> _DO THIS_: Transcribe the records that follow exactly. Skip the pictures.

> _DATASET_:
══════
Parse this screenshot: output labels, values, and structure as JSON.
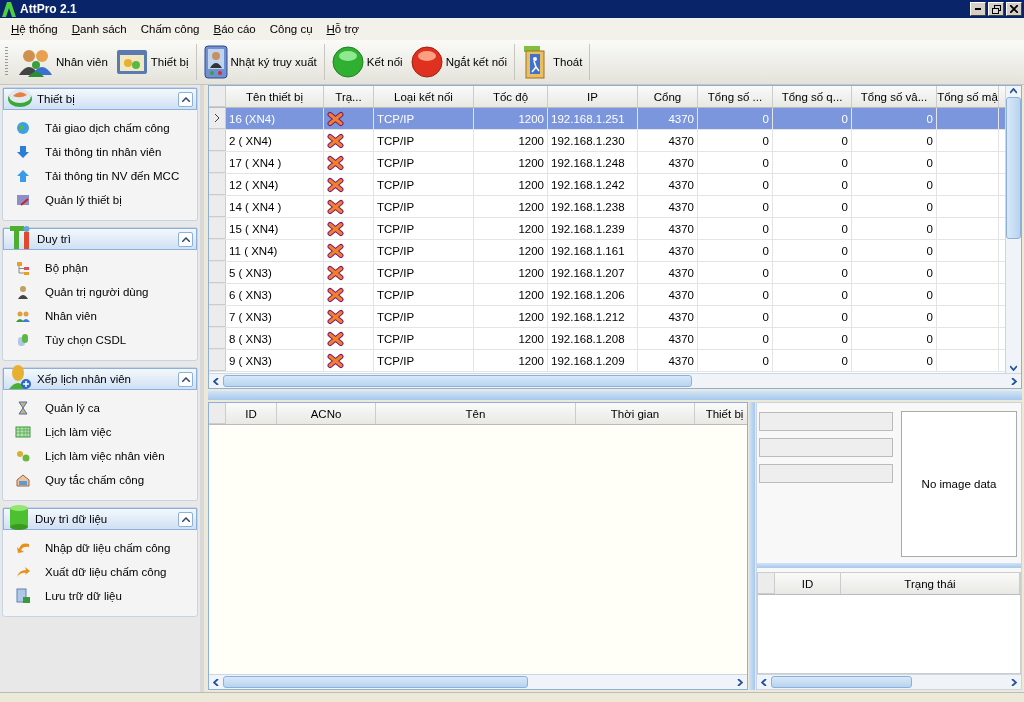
{
  "window": {
    "title": "AttPro 2.1"
  },
  "menu": [
    {
      "label": "Hệ thống",
      "access_key": true
    },
    {
      "label": "Danh sách",
      "access_key": true
    },
    {
      "label": "Chấm công",
      "access_key": false
    },
    {
      "label": "Báo cáo",
      "access_key": true
    },
    {
      "label": "Công cụ",
      "access_key": false
    },
    {
      "label": "Hỗ trợ",
      "access_key": true
    }
  ],
  "toolbar": [
    {
      "buttons": [
        {
          "label": "Nhân viên",
          "kind": "people"
        },
        {
          "label": "Thiết bị",
          "kind": "device"
        }
      ]
    },
    {
      "buttons": [
        {
          "label": "Nhật ký truy xuất",
          "kind": "log"
        }
      ]
    },
    {
      "buttons": [
        {
          "label": "Kết nối",
          "kind": "connect"
        },
        {
          "label": "Ngắt kết nối",
          "kind": "disconnect"
        }
      ]
    },
    {
      "buttons": [
        {
          "label": "Thoát",
          "kind": "exit"
        }
      ]
    }
  ],
  "sidebar": [
    {
      "title": "Thiết bị",
      "expanded": true,
      "items": [
        "Tải giao dịch chấm công",
        "Tải thông tin nhân viên",
        "Tải thông tin NV đến MCC",
        "Quản lý thiết bị"
      ]
    },
    {
      "title": "Duy trì",
      "expanded": true,
      "items": [
        "Bộ phận",
        "Quản trị người dùng",
        "Nhân viên",
        "Tùy chọn CSDL"
      ]
    },
    {
      "title": "Xếp lịch nhân viên",
      "expanded": true,
      "items": [
        "Quản lý ca",
        "Lịch làm việc",
        "Lịch làm việc nhân viên",
        "Quy tắc chấm công"
      ]
    },
    {
      "title": "Duy trì dữ liệu",
      "expanded": true,
      "items": [
        "Nhập dữ liệu chấm công",
        "Xuất dữ liệu chấm công",
        "Lưu trữ dữ liệu"
      ]
    }
  ],
  "device_table": {
    "columns": [
      "Tên thiết bị",
      "Trạ...",
      "Loại kết nối",
      "Tốc độ",
      "IP",
      "Cổng",
      "Tổng số ...",
      "Tổng số q...",
      "Tổng số vâ...",
      "Tổng số mậ"
    ],
    "rows": [
      {
        "selected": true,
        "connected": false,
        "cells": [
          "16 (XN4)",
          "",
          "TCP/IP",
          "1200",
          "192.168.1.251",
          "4370",
          "0",
          "0",
          "0"
        ]
      },
      {
        "selected": false,
        "connected": false,
        "cells": [
          "2 ( XN4)",
          "",
          "TCP/IP",
          "1200",
          "192.168.1.230",
          "4370",
          "0",
          "0",
          "0"
        ]
      },
      {
        "selected": false,
        "connected": false,
        "cells": [
          "17 ( XN4 )",
          "",
          "TCP/IP",
          "1200",
          "192.168.1.248",
          "4370",
          "0",
          "0",
          "0"
        ]
      },
      {
        "selected": false,
        "connected": false,
        "cells": [
          "12 ( XN4)",
          "",
          "TCP/IP",
          "1200",
          "192.168.1.242",
          "4370",
          "0",
          "0",
          "0"
        ]
      },
      {
        "selected": false,
        "connected": false,
        "cells": [
          "14 ( XN4 )",
          "",
          "TCP/IP",
          "1200",
          "192.168.1.238",
          "4370",
          "0",
          "0",
          "0"
        ]
      },
      {
        "selected": false,
        "connected": false,
        "cells": [
          "15 ( XN4)",
          "",
          "TCP/IP",
          "1200",
          "192.168.1.239",
          "4370",
          "0",
          "0",
          "0"
        ]
      },
      {
        "selected": false,
        "connected": false,
        "cells": [
          "11 ( XN4)",
          "",
          "TCP/IP",
          "1200",
          "192.168.1.161",
          "4370",
          "0",
          "0",
          "0"
        ]
      },
      {
        "selected": false,
        "connected": false,
        "cells": [
          "5 ( XN3)",
          "",
          "TCP/IP",
          "1200",
          "192.168.1.207",
          "4370",
          "0",
          "0",
          "0"
        ]
      },
      {
        "selected": false,
        "connected": false,
        "cells": [
          "6 ( XN3)",
          "",
          "TCP/IP",
          "1200",
          "192.168.1.206",
          "4370",
          "0",
          "0",
          "0"
        ]
      },
      {
        "selected": false,
        "connected": false,
        "cells": [
          "7 ( XN3)",
          "",
          "TCP/IP",
          "1200",
          "192.168.1.212",
          "4370",
          "0",
          "0",
          "0"
        ]
      },
      {
        "selected": false,
        "connected": false,
        "cells": [
          "8 ( XN3)",
          "",
          "TCP/IP",
          "1200",
          "192.168.1.208",
          "4370",
          "0",
          "0",
          "0"
        ]
      },
      {
        "selected": false,
        "connected": false,
        "cells": [
          "9 ( XN3)",
          "",
          "TCP/IP",
          "1200",
          "192.168.1.209",
          "4370",
          "0",
          "0",
          "0"
        ]
      }
    ]
  },
  "log_table": {
    "columns": [
      "ID",
      "ACNo",
      "Tên",
      "Thời gian",
      "Thiết bị"
    ]
  },
  "detail": {
    "image_placeholder": "No image data"
  },
  "status_table": {
    "columns": [
      "ID",
      "Trạng thái"
    ]
  }
}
══════
> _RESPONSE TO THIS TASK_:
Parse this screenshot: output labels, values, and structure as JSON.
{
  "window": {
    "title": "AttPro 2.1"
  },
  "menu": [
    {
      "label": "Hệ thống",
      "access_key": true
    },
    {
      "label": "Danh sách",
      "access_key": true
    },
    {
      "label": "Chấm công",
      "access_key": false
    },
    {
      "label": "Báo cáo",
      "access_key": true
    },
    {
      "label": "Công cụ",
      "access_key": false
    },
    {
      "label": "Hỗ trợ",
      "access_key": true
    }
  ],
  "toolbar": [
    {
      "buttons": [
        {
          "label": "Nhân viên",
          "kind": "people"
        },
        {
          "label": "Thiết bị",
          "kind": "device"
        }
      ]
    },
    {
      "buttons": [
        {
          "label": "Nhật ký truy xuất",
          "kind": "log"
        }
      ]
    },
    {
      "buttons": [
        {
          "label": "Kết nối",
          "kind": "connect"
        },
        {
          "label": "Ngắt kết nối",
          "kind": "disconnect"
        }
      ]
    },
    {
      "buttons": [
        {
          "label": "Thoát",
          "kind": "exit"
        }
      ]
    }
  ],
  "sidebar": [
    {
      "title": "Thiết bị",
      "expanded": true,
      "items": [
        "Tải giao dịch chấm công",
        "Tải thông tin nhân viên",
        "Tải thông tin NV đến MCC",
        "Quản lý thiết bị"
      ]
    },
    {
      "title": "Duy trì",
      "expanded": true,
      "items": [
        "Bộ phận",
        "Quản trị người dùng",
        "Nhân viên",
        "Tùy chọn CSDL"
      ]
    },
    {
      "title": "Xếp lịch nhân viên",
      "expanded": true,
      "items": [
        "Quản lý ca",
        "Lịch làm việc",
        "Lịch làm việc nhân viên",
        "Quy tắc chấm công"
      ]
    },
    {
      "title": "Duy trì dữ liệu",
      "expanded": true,
      "items": [
        "Nhập dữ liệu chấm công",
        "Xuất dữ liệu chấm công",
        "Lưu trữ dữ liệu"
      ]
    }
  ],
  "device_table": {
    "columns": [
      "Tên thiết bị",
      "Trạ...",
      "Loại kết nối",
      "Tốc độ",
      "IP",
      "Cổng",
      "Tổng số ...",
      "Tổng số q...",
      "Tổng số vâ...",
      "Tổng số mậ"
    ],
    "rows": [
      {
        "selected": true,
        "connected": false,
        "cells": [
          "16 (XN4)",
          "",
          "TCP/IP",
          "1200",
          "192.168.1.251",
          "4370",
          "0",
          "0",
          "0"
        ]
      },
      {
        "selected": false,
        "connected": false,
        "cells": [
          "2 ( XN4)",
          "",
          "TCP/IP",
          "1200",
          "192.168.1.230",
          "4370",
          "0",
          "0",
          "0"
        ]
      },
      {
        "selected": false,
        "connected": false,
        "cells": [
          "17 ( XN4 )",
          "",
          "TCP/IP",
          "1200",
          "192.168.1.248",
          "4370",
          "0",
          "0",
          "0"
        ]
      },
      {
        "selected": false,
        "connected": false,
        "cells": [
          "12 ( XN4)",
          "",
          "TCP/IP",
          "1200",
          "192.168.1.242",
          "4370",
          "0",
          "0",
          "0"
        ]
      },
      {
        "selected": false,
        "connected": false,
        "cells": [
          "14 ( XN4 )",
          "",
          "TCP/IP",
          "1200",
          "192.168.1.238",
          "4370",
          "0",
          "0",
          "0"
        ]
      },
      {
        "selected": false,
        "connected": false,
        "cells": [
          "15 ( XN4)",
          "",
          "TCP/IP",
          "1200",
          "192.168.1.239",
          "4370",
          "0",
          "0",
          "0"
        ]
      },
      {
        "selected": false,
        "connected": false,
        "cells": [
          "11 ( XN4)",
          "",
          "TCP/IP",
          "1200",
          "192.168.1.161",
          "4370",
          "0",
          "0",
          "0"
        ]
      },
      {
        "selected": false,
        "connected": false,
        "cells": [
          "5 ( XN3)",
          "",
          "TCP/IP",
          "1200",
          "192.168.1.207",
          "4370",
          "0",
          "0",
          "0"
        ]
      },
      {
        "selected": false,
        "connected": false,
        "cells": [
          "6 ( XN3)",
          "",
          "TCP/IP",
          "1200",
          "192.168.1.206",
          "4370",
          "0",
          "0",
          "0"
        ]
      },
      {
        "selected": false,
        "connected": false,
        "cells": [
          "7 ( XN3)",
          "",
          "TCP/IP",
          "1200",
          "192.168.1.212",
          "4370",
          "0",
          "0",
          "0"
        ]
      },
      {
        "selected": false,
        "connected": false,
        "cells": [
          "8 ( XN3)",
          "",
          "TCP/IP",
          "1200",
          "192.168.1.208",
          "4370",
          "0",
          "0",
          "0"
        ]
      },
      {
        "selected": false,
        "connected": false,
        "cells": [
          "9 ( XN3)",
          "",
          "TCP/IP",
          "1200",
          "192.168.1.209",
          "4370",
          "0",
          "0",
          "0"
        ]
      }
    ]
  },
  "log_table": {
    "columns": [
      "ID",
      "ACNo",
      "Tên",
      "Thời gian",
      "Thiết bị"
    ]
  },
  "detail": {
    "image_placeholder": "No image data"
  },
  "status_table": {
    "columns": [
      "ID",
      "Trạng thái"
    ]
  }
}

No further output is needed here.